— BEGIN Data for this exercise —

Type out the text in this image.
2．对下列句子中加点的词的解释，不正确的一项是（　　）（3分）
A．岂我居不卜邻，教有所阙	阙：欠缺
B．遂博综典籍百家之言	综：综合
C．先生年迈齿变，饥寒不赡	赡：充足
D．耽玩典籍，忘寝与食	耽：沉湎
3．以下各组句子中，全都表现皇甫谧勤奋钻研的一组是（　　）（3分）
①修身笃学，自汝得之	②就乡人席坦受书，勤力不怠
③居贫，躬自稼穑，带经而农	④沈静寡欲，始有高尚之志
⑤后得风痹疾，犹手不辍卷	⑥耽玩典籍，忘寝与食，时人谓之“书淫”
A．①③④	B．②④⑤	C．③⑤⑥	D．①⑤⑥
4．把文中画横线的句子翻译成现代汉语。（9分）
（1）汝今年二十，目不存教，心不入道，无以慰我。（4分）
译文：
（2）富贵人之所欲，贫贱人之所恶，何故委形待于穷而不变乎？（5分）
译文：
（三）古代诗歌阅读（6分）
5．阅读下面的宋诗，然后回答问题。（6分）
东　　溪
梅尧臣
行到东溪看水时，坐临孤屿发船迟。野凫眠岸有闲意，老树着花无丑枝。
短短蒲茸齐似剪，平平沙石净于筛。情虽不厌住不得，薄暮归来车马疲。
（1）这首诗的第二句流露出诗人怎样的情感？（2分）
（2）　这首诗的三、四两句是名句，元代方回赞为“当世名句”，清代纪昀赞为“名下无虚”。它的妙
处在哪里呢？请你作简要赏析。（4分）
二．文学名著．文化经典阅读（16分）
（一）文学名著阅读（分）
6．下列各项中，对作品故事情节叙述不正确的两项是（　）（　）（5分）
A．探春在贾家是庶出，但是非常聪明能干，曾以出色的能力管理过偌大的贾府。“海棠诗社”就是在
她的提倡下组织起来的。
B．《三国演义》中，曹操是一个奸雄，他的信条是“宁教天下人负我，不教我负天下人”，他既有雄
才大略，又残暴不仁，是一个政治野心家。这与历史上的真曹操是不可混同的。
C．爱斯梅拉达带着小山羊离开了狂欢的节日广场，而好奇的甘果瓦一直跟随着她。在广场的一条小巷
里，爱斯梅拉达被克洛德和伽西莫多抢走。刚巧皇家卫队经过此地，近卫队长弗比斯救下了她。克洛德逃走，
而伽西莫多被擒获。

— END Data for this exercise —

• _Written problem_
Above are the records; copy all of them exactly.

• _Output below_
Type out the text in this image.
2．对下列句子中加点的词的解释，不正确的一项是（　　）（3分）
A．岂我居不卜邻，教有所阙	阙：欠缺
B．遂博综典籍百家之言	综：综合
C．先生年迈齿变，饥寒不赡	赡：充足
D．耽玩典籍，忘寝与食	耽：沉湎
3．以下各组句子中，全都表现皇甫谧勤奋钻研的一组是（　　）（3分）
①修身笃学，自汝得之	②就乡人席坦受书，勤力不怠
③居贫，躬自稼穑，带经而农	④沈静寡欲，始有高尚之志
⑤后得风痹疾，犹手不辍卷	⑥耽玩典籍，忘寝与食，时人谓之“书淫”
A．①③④	B．②④⑤	C．③⑤⑥	D．①⑤⑥
4．把文中画横线的句子翻译成现代汉语。（9分）
（1）汝今年二十，目不存教，心不入道，无以慰我。（4分）
译文：
（2）富贵人之所欲，贫贱人之所恶，何故委形待于穷而不变乎？（5分）
译文：
（三）古代诗歌阅读（6分）
5．阅读下面的宋诗，然后回答问题。（6分）
东　　溪
梅尧臣
行到东溪看水时，坐临孤屿发船迟。野凫眠岸有闲意，老树着花无丑枝。
短短蒲茸齐似剪，平平沙石净于筛。情虽不厌住不得，薄暮归来车马疲。
（1）这首诗的第二句流露出诗人怎样的情感？（2分）
（2）　这首诗的三、四两句是名句，元代方回赞为“当世名句”，清代纪昀赞为“名下无虚”。它的妙
处在哪里呢？请你作简要赏析。（4分）
二．文学名著．文化经典阅读（16分）
（一）文学名著阅读（分）
6．下列各项中，对作品故事情节叙述不正确的两项是（　）（　）（5分）
A．探春在贾家是庶出，但是非常聪明能干，曾以出色的能力管理过偌大的贾府。“海棠诗社”就是在
她的提倡下组织起来的。
B．《三国演义》中，曹操是一个奸雄，他的信条是“宁教天下人负我，不教我负天下人”，他既有雄
才大略，又残暴不仁，是一个政治野心家。这与历史上的真曹操是不可混同的。
C．爱斯梅拉达带着小山羊离开了狂欢的节日广场，而好奇的甘果瓦一直跟随着她。在广场的一条小巷
里，爱斯梅拉达被克洛德和伽西莫多抢走。刚巧皇家卫队经过此地，近卫队长弗比斯救下了她。克洛德逃走，
而伽西莫多被擒获。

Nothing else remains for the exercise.